* _Aim of the task_: Go through the listing and copy each line with the string "устойчивости".

* _Task inputs_:
######

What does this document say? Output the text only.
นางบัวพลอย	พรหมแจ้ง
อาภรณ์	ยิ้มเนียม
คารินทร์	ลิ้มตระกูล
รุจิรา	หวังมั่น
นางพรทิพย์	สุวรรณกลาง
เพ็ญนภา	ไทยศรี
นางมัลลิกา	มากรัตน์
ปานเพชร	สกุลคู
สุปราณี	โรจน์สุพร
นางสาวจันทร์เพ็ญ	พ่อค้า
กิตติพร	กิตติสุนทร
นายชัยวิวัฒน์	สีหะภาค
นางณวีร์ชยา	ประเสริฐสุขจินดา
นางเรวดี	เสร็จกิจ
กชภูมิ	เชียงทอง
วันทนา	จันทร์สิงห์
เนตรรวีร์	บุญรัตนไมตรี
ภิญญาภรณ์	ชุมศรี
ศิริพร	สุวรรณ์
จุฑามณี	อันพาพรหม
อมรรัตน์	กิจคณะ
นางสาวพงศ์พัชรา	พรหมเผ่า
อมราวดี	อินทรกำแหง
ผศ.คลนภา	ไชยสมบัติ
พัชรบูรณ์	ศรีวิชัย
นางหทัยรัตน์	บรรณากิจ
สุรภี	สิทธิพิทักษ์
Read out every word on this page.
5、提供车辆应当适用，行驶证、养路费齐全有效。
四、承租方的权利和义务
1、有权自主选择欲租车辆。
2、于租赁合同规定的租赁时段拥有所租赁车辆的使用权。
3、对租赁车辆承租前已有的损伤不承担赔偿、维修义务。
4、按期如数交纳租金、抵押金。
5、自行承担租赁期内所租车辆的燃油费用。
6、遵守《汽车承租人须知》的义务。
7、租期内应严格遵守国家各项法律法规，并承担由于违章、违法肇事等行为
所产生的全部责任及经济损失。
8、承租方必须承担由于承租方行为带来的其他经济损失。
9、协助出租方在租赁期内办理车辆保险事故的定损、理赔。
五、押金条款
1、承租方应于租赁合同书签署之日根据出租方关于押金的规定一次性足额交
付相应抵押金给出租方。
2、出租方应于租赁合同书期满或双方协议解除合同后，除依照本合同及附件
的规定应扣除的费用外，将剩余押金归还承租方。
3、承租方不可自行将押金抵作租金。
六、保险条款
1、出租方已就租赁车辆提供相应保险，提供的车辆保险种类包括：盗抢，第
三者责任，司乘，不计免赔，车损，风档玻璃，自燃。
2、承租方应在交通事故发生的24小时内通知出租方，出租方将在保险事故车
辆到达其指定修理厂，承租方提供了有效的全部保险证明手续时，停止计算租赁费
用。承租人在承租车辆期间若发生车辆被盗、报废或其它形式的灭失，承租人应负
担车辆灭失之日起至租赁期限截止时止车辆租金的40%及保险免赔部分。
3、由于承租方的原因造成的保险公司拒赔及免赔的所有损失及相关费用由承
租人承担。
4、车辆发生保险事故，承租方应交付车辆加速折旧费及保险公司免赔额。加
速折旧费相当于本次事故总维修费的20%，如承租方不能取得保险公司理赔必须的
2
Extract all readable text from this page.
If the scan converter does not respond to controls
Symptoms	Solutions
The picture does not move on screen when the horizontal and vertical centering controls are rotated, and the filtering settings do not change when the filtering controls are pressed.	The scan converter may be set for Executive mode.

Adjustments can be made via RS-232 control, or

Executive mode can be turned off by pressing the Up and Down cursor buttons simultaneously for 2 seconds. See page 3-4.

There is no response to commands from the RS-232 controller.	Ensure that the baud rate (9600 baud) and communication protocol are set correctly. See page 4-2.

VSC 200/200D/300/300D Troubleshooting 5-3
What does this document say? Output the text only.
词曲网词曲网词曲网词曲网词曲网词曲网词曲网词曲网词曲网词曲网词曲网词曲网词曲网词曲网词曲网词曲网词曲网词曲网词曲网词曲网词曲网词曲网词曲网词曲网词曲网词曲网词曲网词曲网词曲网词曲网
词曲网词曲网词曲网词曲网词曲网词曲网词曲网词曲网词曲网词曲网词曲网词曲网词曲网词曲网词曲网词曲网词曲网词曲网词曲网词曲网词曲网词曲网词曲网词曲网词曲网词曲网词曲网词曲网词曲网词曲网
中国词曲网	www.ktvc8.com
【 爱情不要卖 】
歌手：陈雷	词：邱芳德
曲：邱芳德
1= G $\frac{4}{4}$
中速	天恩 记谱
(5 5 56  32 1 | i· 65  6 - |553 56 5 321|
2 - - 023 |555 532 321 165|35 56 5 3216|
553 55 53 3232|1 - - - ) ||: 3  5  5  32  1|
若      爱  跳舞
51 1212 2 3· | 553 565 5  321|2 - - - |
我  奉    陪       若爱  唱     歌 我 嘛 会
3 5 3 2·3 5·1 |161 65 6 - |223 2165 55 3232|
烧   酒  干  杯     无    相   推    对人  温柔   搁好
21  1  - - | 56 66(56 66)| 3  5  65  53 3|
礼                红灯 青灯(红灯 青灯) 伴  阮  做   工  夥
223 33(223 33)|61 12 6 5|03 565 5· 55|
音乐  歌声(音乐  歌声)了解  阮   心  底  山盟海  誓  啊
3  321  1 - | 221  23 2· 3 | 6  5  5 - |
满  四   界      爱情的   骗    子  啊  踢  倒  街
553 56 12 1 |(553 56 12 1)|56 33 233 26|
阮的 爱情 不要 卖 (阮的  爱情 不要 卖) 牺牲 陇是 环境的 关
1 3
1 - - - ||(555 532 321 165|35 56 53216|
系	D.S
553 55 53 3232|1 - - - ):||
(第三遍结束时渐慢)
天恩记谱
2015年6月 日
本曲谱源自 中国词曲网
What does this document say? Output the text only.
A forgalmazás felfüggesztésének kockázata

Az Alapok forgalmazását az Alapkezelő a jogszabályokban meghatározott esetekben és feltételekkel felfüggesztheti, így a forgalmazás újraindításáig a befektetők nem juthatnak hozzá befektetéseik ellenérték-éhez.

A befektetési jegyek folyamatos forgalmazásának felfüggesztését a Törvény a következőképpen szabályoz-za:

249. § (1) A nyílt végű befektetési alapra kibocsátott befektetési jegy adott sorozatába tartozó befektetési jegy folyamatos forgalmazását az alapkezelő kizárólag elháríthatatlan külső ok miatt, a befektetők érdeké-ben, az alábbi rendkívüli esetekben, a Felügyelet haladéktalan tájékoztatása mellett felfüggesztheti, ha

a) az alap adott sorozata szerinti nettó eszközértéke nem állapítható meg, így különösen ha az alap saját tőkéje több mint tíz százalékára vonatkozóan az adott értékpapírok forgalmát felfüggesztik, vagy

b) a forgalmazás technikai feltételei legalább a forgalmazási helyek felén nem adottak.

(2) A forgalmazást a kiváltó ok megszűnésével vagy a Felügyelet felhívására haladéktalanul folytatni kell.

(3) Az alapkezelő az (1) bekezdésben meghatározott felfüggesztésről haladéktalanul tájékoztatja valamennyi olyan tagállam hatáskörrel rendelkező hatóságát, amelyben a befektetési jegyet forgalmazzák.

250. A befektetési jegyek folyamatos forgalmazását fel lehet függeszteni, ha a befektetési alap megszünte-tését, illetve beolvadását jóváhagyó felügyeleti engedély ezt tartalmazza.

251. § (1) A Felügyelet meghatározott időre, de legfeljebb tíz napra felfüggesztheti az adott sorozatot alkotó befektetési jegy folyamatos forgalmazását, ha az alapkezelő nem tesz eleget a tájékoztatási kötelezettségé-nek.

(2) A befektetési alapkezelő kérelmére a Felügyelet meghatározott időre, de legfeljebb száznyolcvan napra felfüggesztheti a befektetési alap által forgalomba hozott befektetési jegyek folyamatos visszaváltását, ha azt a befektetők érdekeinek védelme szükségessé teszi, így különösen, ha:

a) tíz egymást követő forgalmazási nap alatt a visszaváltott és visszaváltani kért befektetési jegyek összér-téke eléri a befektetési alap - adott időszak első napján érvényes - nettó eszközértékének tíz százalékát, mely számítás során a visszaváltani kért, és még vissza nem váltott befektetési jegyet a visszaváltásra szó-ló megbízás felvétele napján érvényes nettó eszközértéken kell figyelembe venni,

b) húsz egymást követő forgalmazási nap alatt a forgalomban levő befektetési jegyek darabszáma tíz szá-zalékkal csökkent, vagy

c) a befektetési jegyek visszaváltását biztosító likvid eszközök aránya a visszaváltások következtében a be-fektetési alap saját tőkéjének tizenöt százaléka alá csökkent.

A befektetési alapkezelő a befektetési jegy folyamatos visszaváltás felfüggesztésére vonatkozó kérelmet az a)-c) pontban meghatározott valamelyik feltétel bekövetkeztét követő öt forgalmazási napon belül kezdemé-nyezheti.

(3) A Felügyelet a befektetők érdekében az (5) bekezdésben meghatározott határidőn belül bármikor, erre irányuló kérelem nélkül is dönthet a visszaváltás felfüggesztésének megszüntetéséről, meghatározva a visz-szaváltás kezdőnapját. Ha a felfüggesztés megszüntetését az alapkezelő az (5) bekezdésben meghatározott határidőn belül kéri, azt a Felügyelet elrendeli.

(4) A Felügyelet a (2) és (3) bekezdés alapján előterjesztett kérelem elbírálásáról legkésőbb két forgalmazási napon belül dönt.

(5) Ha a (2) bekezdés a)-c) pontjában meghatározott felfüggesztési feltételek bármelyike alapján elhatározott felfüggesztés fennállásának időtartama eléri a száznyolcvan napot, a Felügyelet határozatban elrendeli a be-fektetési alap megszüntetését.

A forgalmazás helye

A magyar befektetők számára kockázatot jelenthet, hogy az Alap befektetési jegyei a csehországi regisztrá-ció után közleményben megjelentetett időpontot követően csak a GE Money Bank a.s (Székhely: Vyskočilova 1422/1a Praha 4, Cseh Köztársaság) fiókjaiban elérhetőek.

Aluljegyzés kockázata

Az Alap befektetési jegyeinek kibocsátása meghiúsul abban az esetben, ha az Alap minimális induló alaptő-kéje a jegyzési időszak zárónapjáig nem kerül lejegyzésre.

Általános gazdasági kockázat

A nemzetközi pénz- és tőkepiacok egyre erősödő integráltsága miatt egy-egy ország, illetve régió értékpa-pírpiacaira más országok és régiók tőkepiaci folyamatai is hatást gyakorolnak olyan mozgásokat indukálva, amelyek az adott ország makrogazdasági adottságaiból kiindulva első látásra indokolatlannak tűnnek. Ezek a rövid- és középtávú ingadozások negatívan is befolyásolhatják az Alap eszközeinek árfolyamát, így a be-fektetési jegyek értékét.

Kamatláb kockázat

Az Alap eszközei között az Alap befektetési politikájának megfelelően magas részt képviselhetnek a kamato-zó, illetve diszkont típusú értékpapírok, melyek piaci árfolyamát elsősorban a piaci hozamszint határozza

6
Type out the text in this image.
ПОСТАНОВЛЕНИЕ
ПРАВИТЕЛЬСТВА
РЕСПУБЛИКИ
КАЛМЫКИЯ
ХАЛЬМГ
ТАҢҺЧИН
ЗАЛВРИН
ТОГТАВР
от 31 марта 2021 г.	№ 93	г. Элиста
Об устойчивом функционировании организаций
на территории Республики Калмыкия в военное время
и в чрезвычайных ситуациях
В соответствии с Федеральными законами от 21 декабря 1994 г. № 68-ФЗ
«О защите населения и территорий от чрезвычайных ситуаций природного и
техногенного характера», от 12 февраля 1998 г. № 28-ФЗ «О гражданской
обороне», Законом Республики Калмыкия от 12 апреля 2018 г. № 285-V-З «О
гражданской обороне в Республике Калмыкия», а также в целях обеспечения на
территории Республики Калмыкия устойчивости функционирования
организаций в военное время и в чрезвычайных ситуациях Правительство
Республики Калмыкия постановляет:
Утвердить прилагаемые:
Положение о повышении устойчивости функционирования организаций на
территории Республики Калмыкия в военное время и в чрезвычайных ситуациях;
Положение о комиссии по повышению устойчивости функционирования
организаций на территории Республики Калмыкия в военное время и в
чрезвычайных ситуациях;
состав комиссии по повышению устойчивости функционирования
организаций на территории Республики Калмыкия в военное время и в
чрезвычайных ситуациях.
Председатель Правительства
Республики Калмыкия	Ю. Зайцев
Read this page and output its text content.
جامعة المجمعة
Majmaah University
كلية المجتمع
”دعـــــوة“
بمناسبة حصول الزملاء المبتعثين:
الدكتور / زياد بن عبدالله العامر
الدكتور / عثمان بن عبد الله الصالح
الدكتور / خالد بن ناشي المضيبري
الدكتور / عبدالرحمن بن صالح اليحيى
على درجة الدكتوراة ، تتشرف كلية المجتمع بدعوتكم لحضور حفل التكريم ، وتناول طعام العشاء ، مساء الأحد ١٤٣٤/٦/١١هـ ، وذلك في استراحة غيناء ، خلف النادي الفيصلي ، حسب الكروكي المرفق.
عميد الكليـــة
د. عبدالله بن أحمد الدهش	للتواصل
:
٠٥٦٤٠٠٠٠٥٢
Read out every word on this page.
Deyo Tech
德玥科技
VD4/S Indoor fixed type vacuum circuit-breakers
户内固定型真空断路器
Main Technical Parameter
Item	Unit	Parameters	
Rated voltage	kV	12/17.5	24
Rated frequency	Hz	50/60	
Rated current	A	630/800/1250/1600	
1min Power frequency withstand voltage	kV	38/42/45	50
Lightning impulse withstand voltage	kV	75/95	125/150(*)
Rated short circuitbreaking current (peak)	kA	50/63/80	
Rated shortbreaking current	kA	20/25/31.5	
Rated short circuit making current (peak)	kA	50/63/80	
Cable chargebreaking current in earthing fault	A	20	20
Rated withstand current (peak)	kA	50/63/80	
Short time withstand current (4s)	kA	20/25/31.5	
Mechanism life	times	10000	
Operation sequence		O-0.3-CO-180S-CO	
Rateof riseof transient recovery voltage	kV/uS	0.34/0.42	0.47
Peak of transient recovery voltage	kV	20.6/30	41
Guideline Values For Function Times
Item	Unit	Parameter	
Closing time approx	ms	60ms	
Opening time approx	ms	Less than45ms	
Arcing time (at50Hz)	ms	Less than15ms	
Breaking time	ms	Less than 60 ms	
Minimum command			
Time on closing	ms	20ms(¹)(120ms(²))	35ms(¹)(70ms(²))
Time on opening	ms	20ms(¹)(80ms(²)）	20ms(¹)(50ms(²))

######

* _Task solution_:
территории Республики Калмыкия устойчивости функционирования
Положение о повышении устойчивости функционирования организаций на
Положение о комиссии по повышению устойчивости функционирования
состав комиссии по повышению устойчивости функционирования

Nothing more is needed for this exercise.